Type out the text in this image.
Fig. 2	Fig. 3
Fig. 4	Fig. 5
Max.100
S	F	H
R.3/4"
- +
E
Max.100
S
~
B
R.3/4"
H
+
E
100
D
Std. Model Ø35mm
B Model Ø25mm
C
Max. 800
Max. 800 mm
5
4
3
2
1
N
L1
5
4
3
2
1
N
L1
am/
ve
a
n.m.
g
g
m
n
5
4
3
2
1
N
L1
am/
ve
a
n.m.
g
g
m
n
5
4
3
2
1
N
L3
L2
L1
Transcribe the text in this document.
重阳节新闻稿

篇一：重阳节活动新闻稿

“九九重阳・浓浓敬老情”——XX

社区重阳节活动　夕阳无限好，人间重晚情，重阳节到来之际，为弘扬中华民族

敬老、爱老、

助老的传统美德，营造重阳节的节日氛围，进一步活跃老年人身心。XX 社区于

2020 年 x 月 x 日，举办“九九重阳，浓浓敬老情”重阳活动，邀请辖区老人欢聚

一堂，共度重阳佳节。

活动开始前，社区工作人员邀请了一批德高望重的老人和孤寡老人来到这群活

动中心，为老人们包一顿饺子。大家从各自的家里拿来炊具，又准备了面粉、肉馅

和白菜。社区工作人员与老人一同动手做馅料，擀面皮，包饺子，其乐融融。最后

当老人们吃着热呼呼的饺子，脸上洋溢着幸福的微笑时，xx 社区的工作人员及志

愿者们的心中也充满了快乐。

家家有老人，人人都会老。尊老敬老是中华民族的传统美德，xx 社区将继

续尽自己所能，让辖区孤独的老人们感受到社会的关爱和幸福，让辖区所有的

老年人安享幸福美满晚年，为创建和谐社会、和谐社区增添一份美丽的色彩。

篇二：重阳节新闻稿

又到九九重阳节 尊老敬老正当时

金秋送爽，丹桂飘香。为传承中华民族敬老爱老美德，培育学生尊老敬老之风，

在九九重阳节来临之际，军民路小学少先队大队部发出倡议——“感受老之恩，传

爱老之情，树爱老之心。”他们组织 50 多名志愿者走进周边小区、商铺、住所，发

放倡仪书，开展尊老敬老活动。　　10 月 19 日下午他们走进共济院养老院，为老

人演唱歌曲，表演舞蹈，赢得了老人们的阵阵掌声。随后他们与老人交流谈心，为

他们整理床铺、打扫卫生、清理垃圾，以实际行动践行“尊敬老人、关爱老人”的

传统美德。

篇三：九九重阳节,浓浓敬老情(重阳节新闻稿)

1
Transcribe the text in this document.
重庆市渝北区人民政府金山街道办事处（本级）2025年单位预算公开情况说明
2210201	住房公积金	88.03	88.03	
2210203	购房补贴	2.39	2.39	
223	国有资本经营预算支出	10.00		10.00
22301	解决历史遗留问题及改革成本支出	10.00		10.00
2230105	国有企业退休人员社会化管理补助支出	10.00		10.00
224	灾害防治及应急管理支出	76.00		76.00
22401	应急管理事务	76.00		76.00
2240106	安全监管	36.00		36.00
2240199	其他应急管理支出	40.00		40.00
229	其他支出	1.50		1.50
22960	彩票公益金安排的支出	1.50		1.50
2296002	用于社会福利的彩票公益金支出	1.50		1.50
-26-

What to produce
Using the data above, return each line exactly as written.

Complete answer
Type out the text in this image.
Fig. 2	Fig. 3
Fig. 4	Fig. 5
Max.100
S	F	H
R.3/4"
- +
E
Max.100
S
~
B
R.3/4"
H
+
E
100
D
Std. Model Ø35mm
B Model Ø25mm
C
Max. 800
Max. 800 mm
5
4
3
2
1
N
L1
5
4
3
2
1
N
L1
am/
ve
a
n.m.
g
g
m
n
5
4
3
2
1
N
L1
am/
ve
a
n.m.
g
g
m
n
5
4
3
2
1
N
L3
L2
L1
Transcribe the text in this document.
重阳节新闻稿

篇一：重阳节活动新闻稿

“九九重阳・浓浓敬老情”——XX

社区重阳节活动　夕阳无限好，人间重晚情，重阳节到来之际，为弘扬中华民族

敬老、爱老、

助老的传统美德，营造重阳节的节日氛围，进一步活跃老年人身心。XX 社区于

2020 年 x 月 x 日，举办“九九重阳，浓浓敬老情”重阳活动，邀请辖区老人欢聚

一堂，共度重阳佳节。

活动开始前，社区工作人员邀请了一批德高望重的老人和孤寡老人来到这群活

动中心，为老人们包一顿饺子。大家从各自的家里拿来炊具，又准备了面粉、肉馅

和白菜。社区工作人员与老人一同动手做馅料，擀面皮，包饺子，其乐融融。最后

当老人们吃着热呼呼的饺子，脸上洋溢着幸福的微笑时，xx 社区的工作人员及志

愿者们的心中也充满了快乐。

家家有老人，人人都会老。尊老敬老是中华民族的传统美德，xx 社区将继

续尽自己所能，让辖区孤独的老人们感受到社会的关爱和幸福，让辖区所有的

老年人安享幸福美满晚年，为创建和谐社会、和谐社区增添一份美丽的色彩。

篇二：重阳节新闻稿

又到九九重阳节 尊老敬老正当时

金秋送爽，丹桂飘香。为传承中华民族敬老爱老美德，培育学生尊老敬老之风，

在九九重阳节来临之际，军民路小学少先队大队部发出倡议——“感受老之恩，传

爱老之情，树爱老之心。”他们组织 50 多名志愿者走进周边小区、商铺、住所，发

放倡仪书，开展尊老敬老活动。　　10 月 19 日下午他们走进共济院养老院，为老

人演唱歌曲，表演舞蹈，赢得了老人们的阵阵掌声。随后他们与老人交流谈心，为

他们整理床铺、打扫卫生、清理垃圾，以实际行动践行“尊敬老人、关爱老人”的

传统美德。

篇三：九九重阳节,浓浓敬老情(重阳节新闻稿)

1
Transcribe the text in this document.
重庆市渝北区人民政府金山街道办事处（本级）2025年单位预算公开情况说明
2210201	住房公积金	88.03	88.03	
2210203	购房补贴	2.39	2.39	
223	国有资本经营预算支出	10.00		10.00
22301	解决历史遗留问题及改革成本支出	10.00		10.00
2230105	国有企业退休人员社会化管理补助支出	10.00		10.00
224	灾害防治及应急管理支出	76.00		76.00
22401	应急管理事务	76.00		76.00
2240106	安全监管	36.00		36.00
2240199	其他应急管理支出	40.00		40.00
229	其他支出	1.50		1.50
22960	彩票公益金安排的支出	1.50		1.50
2296002	用于社会福利的彩票公益金支出	1.50		1.50
-26-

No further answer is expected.